BEGIN Given data
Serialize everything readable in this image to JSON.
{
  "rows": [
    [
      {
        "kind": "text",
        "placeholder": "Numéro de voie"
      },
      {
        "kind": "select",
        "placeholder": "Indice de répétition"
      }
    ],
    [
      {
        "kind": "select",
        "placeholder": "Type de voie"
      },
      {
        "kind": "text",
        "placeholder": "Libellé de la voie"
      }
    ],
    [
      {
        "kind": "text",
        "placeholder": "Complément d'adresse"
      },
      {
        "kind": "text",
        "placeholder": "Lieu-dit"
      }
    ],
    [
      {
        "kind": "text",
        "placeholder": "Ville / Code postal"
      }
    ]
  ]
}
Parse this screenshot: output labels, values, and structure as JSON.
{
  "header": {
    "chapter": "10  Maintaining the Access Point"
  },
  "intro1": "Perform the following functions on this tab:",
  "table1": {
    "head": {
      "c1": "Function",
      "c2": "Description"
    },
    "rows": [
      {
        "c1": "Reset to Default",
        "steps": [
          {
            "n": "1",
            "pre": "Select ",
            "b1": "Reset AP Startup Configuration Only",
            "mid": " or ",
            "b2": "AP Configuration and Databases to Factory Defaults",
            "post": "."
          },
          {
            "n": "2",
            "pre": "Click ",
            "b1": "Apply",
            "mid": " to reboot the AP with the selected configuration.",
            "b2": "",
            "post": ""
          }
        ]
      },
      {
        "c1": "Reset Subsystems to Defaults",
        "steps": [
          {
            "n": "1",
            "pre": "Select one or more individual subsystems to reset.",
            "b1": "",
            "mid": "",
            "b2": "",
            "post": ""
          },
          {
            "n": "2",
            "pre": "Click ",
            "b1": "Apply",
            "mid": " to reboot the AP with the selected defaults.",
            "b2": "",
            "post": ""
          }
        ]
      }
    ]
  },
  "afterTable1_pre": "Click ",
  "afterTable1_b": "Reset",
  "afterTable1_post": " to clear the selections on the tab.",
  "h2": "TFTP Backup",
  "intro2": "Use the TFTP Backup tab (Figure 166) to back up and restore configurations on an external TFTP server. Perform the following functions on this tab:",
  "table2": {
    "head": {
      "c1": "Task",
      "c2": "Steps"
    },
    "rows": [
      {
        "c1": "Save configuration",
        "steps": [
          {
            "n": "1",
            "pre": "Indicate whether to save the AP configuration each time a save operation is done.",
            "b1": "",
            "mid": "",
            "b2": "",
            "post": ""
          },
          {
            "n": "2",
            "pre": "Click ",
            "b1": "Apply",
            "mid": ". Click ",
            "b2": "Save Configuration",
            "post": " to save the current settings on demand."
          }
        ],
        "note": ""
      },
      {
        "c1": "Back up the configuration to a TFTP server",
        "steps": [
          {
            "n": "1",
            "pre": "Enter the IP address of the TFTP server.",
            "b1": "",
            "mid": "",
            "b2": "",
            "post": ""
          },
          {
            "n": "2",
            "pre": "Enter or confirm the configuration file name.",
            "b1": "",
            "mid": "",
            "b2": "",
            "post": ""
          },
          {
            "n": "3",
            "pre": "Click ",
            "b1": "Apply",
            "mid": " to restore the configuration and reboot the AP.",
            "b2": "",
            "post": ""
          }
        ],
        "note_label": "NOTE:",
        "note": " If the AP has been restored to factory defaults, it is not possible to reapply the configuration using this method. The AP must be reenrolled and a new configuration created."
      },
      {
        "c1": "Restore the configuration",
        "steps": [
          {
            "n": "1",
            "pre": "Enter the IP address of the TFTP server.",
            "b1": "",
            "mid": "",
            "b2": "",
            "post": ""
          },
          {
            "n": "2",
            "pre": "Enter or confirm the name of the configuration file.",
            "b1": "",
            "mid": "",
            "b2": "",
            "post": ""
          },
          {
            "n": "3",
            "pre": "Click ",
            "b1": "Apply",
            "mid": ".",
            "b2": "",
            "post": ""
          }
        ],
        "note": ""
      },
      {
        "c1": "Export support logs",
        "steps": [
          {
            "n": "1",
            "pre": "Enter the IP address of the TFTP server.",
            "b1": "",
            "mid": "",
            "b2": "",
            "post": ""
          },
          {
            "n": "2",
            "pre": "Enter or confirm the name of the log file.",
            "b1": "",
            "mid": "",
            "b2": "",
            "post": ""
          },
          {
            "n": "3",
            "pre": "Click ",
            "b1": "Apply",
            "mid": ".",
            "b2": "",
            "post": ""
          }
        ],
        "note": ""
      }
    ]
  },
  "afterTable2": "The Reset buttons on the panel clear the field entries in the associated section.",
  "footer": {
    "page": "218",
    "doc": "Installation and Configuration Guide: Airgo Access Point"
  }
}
END Given data
▸ **Exercise instructions**
Say how many lines in the records hold the string "Backup", and say nothing else.

▸ **Exercise solution**
2